(Dataset items)
________________________________________
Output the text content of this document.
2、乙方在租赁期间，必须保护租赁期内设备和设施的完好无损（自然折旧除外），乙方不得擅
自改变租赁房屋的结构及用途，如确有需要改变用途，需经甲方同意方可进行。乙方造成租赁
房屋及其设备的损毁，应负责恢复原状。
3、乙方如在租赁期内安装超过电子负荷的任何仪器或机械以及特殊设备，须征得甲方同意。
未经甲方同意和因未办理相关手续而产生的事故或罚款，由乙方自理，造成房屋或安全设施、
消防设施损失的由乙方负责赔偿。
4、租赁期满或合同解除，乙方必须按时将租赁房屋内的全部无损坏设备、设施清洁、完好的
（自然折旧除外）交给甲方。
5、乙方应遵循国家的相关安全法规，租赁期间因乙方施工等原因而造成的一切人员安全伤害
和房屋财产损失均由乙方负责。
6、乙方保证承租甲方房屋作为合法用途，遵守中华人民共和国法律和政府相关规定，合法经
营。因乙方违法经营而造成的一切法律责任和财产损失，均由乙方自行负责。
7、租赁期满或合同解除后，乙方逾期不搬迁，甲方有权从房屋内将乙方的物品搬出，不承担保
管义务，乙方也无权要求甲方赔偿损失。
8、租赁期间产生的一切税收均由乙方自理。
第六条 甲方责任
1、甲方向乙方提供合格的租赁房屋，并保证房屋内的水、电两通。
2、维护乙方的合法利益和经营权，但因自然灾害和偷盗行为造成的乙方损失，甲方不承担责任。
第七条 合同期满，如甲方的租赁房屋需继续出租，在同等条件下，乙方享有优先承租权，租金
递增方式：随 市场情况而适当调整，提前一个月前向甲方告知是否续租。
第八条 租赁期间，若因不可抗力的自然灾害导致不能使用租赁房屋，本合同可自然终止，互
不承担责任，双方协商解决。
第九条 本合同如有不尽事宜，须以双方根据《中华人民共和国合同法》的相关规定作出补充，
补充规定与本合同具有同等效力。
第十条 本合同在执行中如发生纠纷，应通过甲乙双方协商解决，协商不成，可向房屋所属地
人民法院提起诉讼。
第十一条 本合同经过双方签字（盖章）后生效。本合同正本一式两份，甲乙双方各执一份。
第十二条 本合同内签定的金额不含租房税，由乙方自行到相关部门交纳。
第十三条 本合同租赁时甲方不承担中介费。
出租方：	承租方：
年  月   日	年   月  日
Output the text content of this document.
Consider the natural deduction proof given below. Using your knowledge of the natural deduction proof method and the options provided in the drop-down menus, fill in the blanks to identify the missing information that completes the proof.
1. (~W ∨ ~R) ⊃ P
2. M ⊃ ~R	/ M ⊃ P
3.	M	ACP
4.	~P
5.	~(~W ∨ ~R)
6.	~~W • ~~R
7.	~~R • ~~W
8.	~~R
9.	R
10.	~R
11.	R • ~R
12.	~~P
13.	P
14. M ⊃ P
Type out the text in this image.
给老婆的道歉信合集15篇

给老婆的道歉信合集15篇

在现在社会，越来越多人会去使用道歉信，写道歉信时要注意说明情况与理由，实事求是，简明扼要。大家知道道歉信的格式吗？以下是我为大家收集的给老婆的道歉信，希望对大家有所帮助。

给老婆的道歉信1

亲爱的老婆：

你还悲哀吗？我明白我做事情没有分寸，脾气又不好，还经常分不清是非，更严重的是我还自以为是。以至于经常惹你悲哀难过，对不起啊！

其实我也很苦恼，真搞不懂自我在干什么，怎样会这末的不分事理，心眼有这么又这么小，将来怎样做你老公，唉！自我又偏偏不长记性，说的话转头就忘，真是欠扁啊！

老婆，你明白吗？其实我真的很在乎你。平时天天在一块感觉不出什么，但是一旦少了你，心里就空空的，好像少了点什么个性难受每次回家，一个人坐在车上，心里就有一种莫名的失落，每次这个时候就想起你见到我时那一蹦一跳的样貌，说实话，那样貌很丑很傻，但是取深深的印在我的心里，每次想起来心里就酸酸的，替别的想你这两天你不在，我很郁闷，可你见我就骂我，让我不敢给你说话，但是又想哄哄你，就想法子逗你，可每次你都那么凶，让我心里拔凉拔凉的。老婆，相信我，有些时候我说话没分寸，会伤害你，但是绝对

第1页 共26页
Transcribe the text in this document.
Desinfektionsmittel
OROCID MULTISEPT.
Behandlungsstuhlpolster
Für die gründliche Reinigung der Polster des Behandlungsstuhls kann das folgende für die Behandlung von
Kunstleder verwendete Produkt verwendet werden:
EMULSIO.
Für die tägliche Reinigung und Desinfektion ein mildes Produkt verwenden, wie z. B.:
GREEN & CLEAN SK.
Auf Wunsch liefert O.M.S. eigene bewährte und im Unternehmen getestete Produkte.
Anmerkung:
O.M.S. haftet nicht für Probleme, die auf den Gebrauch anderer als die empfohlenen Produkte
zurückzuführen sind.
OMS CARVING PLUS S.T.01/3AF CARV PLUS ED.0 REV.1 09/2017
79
________________________________________
• _What the exercise asks_
Extract the complete data, matching each line exactly.

• _Response to the exercise_
Output the text content of this document.
2、乙方在租赁期间，必须保护租赁期内设备和设施的完好无损（自然折旧除外），乙方不得擅
自改变租赁房屋的结构及用途，如确有需要改变用途，需经甲方同意方可进行。乙方造成租赁
房屋及其设备的损毁，应负责恢复原状。
3、乙方如在租赁期内安装超过电子负荷的任何仪器或机械以及特殊设备，须征得甲方同意。
未经甲方同意和因未办理相关手续而产生的事故或罚款，由乙方自理，造成房屋或安全设施、
消防设施损失的由乙方负责赔偿。
4、租赁期满或合同解除，乙方必须按时将租赁房屋内的全部无损坏设备、设施清洁、完好的
（自然折旧除外）交给甲方。
5、乙方应遵循国家的相关安全法规，租赁期间因乙方施工等原因而造成的一切人员安全伤害
和房屋财产损失均由乙方负责。
6、乙方保证承租甲方房屋作为合法用途，遵守中华人民共和国法律和政府相关规定，合法经
营。因乙方违法经营而造成的一切法律责任和财产损失，均由乙方自行负责。
7、租赁期满或合同解除后，乙方逾期不搬迁，甲方有权从房屋内将乙方的物品搬出，不承担保
管义务，乙方也无权要求甲方赔偿损失。
8、租赁期间产生的一切税收均由乙方自理。
第六条 甲方责任
1、甲方向乙方提供合格的租赁房屋，并保证房屋内的水、电两通。
2、维护乙方的合法利益和经营权，但因自然灾害和偷盗行为造成的乙方损失，甲方不承担责任。
第七条 合同期满，如甲方的租赁房屋需继续出租，在同等条件下，乙方享有优先承租权，租金
递增方式：随 市场情况而适当调整，提前一个月前向甲方告知是否续租。
第八条 租赁期间，若因不可抗力的自然灾害导致不能使用租赁房屋，本合同可自然终止，互
不承担责任，双方协商解决。
第九条 本合同如有不尽事宜，须以双方根据《中华人民共和国合同法》的相关规定作出补充，
补充规定与本合同具有同等效力。
第十条 本合同在执行中如发生纠纷，应通过甲乙双方协商解决，协商不成，可向房屋所属地
人民法院提起诉讼。
第十一条 本合同经过双方签字（盖章）后生效。本合同正本一式两份，甲乙双方各执一份。
第十二条 本合同内签定的金额不含租房税，由乙方自行到相关部门交纳。
第十三条 本合同租赁时甲方不承担中介费。
出租方：	承租方：
年  月   日	年   月  日
Output the text content of this document.
Consider the natural deduction proof given below. Using your knowledge of the natural deduction proof method and the options provided in the drop-down menus, fill in the blanks to identify the missing information that completes the proof.
1. (~W ∨ ~R) ⊃ P
2. M ⊃ ~R	/ M ⊃ P
3.	M	ACP
4.	~P
5.	~(~W ∨ ~R)
6.	~~W • ~~R
7.	~~R • ~~W
8.	~~R
9.	R
10.	~R
11.	R • ~R
12.	~~P
13.	P
14. M ⊃ P
Type out the text in this image.
给老婆的道歉信合集15篇

给老婆的道歉信合集15篇

在现在社会，越来越多人会去使用道歉信，写道歉信时要注意说明情况与理由，实事求是，简明扼要。大家知道道歉信的格式吗？以下是我为大家收集的给老婆的道歉信，希望对大家有所帮助。

给老婆的道歉信1

亲爱的老婆：

你还悲哀吗？我明白我做事情没有分寸，脾气又不好，还经常分不清是非，更严重的是我还自以为是。以至于经常惹你悲哀难过，对不起啊！

其实我也很苦恼，真搞不懂自我在干什么，怎样会这末的不分事理，心眼有这么又这么小，将来怎样做你老公，唉！自我又偏偏不长记性，说的话转头就忘，真是欠扁啊！

老婆，你明白吗？其实我真的很在乎你。平时天天在一块感觉不出什么，但是一旦少了你，心里就空空的，好像少了点什么个性难受每次回家，一个人坐在车上，心里就有一种莫名的失落，每次这个时候就想起你见到我时那一蹦一跳的样貌，说实话，那样貌很丑很傻，但是取深深的印在我的心里，每次想起来心里就酸酸的，替别的想你这两天你不在，我很郁闷，可你见我就骂我，让我不敢给你说话，但是又想哄哄你，就想法子逗你，可每次你都那么凶，让我心里拔凉拔凉的。老婆，相信我，有些时候我说话没分寸，会伤害你，但是绝对

第1页 共26页
Transcribe the text in this document.
Desinfektionsmittel
OROCID MULTISEPT.
Behandlungsstuhlpolster
Für die gründliche Reinigung der Polster des Behandlungsstuhls kann das folgende für die Behandlung von
Kunstleder verwendete Produkt verwendet werden:
EMULSIO.
Für die tägliche Reinigung und Desinfektion ein mildes Produkt verwenden, wie z. B.:
GREEN & CLEAN SK.
Auf Wunsch liefert O.M.S. eigene bewährte und im Unternehmen getestete Produkte.
Anmerkung:
O.M.S. haftet nicht für Probleme, die auf den Gebrauch anderer als die empfohlenen Produkte
zurückzuführen sind.
OMS CARVING PLUS S.T.01/3AF CARV PLUS ED.0 REV.1 09/2017
79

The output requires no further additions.